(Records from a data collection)
########

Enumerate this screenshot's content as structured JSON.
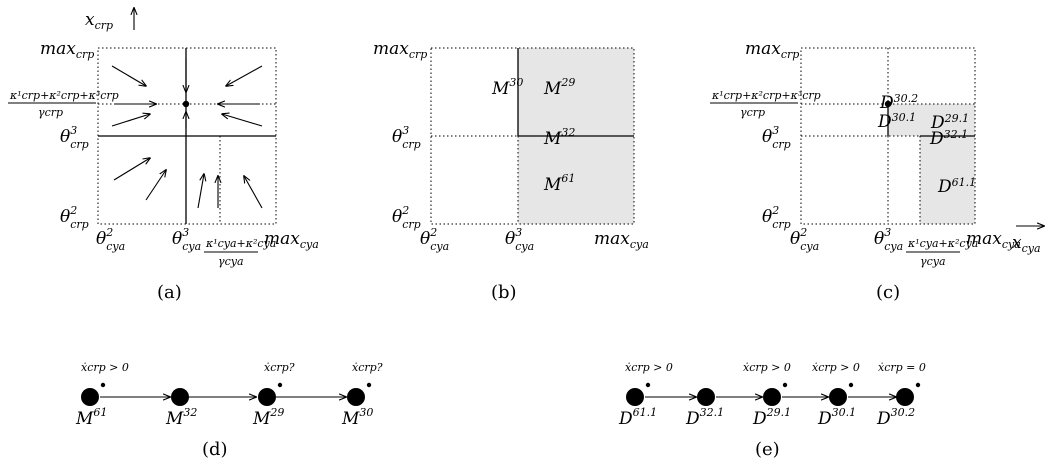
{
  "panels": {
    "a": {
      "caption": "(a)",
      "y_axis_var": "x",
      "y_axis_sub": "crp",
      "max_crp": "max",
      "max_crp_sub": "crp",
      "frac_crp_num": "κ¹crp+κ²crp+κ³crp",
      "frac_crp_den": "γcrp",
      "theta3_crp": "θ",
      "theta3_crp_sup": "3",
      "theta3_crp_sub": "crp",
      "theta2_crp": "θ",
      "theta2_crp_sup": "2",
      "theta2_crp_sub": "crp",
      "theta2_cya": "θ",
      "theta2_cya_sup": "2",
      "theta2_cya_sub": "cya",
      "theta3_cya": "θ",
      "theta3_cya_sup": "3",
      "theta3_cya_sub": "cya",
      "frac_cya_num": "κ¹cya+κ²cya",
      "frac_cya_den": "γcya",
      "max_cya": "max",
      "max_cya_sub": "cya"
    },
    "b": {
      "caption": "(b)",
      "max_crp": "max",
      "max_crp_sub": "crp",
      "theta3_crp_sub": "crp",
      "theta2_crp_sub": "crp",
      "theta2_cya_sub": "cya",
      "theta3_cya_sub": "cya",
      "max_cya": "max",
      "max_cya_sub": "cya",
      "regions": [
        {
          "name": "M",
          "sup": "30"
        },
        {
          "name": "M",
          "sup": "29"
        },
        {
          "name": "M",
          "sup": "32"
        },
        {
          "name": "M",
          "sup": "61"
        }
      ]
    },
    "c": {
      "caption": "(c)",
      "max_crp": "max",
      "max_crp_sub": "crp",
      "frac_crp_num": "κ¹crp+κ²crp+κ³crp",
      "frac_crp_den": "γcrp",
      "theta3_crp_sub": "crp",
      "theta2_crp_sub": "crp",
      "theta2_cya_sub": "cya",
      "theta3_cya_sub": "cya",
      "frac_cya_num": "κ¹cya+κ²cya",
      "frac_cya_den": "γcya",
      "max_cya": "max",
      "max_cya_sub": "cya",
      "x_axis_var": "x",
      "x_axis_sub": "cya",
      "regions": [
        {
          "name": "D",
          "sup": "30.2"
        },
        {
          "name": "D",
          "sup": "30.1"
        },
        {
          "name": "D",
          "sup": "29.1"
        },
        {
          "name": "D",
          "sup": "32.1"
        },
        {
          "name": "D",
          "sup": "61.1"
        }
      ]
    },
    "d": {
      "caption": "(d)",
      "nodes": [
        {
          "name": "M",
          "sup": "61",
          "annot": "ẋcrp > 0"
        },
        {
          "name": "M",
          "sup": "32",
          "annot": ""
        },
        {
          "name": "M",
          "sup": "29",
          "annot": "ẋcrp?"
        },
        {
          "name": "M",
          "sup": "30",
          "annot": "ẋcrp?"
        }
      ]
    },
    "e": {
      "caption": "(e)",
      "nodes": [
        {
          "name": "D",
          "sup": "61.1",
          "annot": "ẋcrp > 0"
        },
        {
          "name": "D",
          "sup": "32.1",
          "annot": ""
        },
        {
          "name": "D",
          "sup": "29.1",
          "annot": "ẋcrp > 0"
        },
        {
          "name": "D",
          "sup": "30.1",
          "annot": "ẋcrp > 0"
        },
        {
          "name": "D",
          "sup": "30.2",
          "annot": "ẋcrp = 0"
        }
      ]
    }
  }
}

########

WRITTEN PROBLEM
Write out each line again precisely as it appears, skipping every picture.

RESPONSE
Enumerate this screenshot's content as structured JSON.
{
  "panels": {
    "a": {
      "caption": "(a)",
      "y_axis_var": "x",
      "y_axis_sub": "crp",
      "max_crp": "max",
      "max_crp_sub": "crp",
      "frac_crp_num": "κ¹crp+κ²crp+κ³crp",
      "frac_crp_den": "γcrp",
      "theta3_crp": "θ",
      "theta3_crp_sup": "3",
      "theta3_crp_sub": "crp",
      "theta2_crp": "θ",
      "theta2_crp_sup": "2",
      "theta2_crp_sub": "crp",
      "theta2_cya": "θ",
      "theta2_cya_sup": "2",
      "theta2_cya_sub": "cya",
      "theta3_cya": "θ",
      "theta3_cya_sup": "3",
      "theta3_cya_sub": "cya",
      "frac_cya_num": "κ¹cya+κ²cya",
      "frac_cya_den": "γcya",
      "max_cya": "max",
      "max_cya_sub": "cya"
    },
    "b": {
      "caption": "(b)",
      "max_crp": "max",
      "max_crp_sub": "crp",
      "theta3_crp_sub": "crp",
      "theta2_crp_sub": "crp",
      "theta2_cya_sub": "cya",
      "theta3_cya_sub": "cya",
      "max_cya": "max",
      "max_cya_sub": "cya",
      "regions": [
        {
          "name": "M",
          "sup": "30"
        },
        {
          "name": "M",
          "sup": "29"
        },
        {
          "name": "M",
          "sup": "32"
        },
        {
          "name": "M",
          "sup": "61"
        }
      ]
    },
    "c": {
      "caption": "(c)",
      "max_crp": "max",
      "max_crp_sub": "crp",
      "frac_crp_num": "κ¹crp+κ²crp+κ³crp",
      "frac_crp_den": "γcrp",
      "theta3_crp_sub": "crp",
      "theta2_crp_sub": "crp",
      "theta2_cya_sub": "cya",
      "theta3_cya_sub": "cya",
      "frac_cya_num": "κ¹cya+κ²cya",
      "frac_cya_den": "γcya",
      "max_cya": "max",
      "max_cya_sub": "cya",
      "x_axis_var": "x",
      "x_axis_sub": "cya",
      "regions": [
        {
          "name": "D",
          "sup": "30.2"
        },
        {
          "name": "D",
          "sup": "30.1"
        },
        {
          "name": "D",
          "sup": "29.1"
        },
        {
          "name": "D",
          "sup": "32.1"
        },
        {
          "name": "D",
          "sup": "61.1"
        }
      ]
    },
    "d": {
      "caption": "(d)",
      "nodes": [
        {
          "name": "M",
          "sup": "61",
          "annot": "ẋcrp > 0"
        },
        {
          "name": "M",
          "sup": "32",
          "annot": ""
        },
        {
          "name": "M",
          "sup": "29",
          "annot": "ẋcrp?"
        },
        {
          "name": "M",
          "sup": "30",
          "annot": "ẋcrp?"
        }
      ]
    },
    "e": {
      "caption": "(e)",
      "nodes": [
        {
          "name": "D",
          "sup": "61.1",
          "annot": "ẋcrp > 0"
        },
        {
          "name": "D",
          "sup": "32.1",
          "annot": ""
        },
        {
          "name": "D",
          "sup": "29.1",
          "annot": "ẋcrp > 0"
        },
        {
          "name": "D",
          "sup": "30.1",
          "annot": "ẋcrp > 0"
        },
        {
          "name": "D",
          "sup": "30.2",
          "annot": "ẋcrp = 0"
        }
      ]
    }
  }
}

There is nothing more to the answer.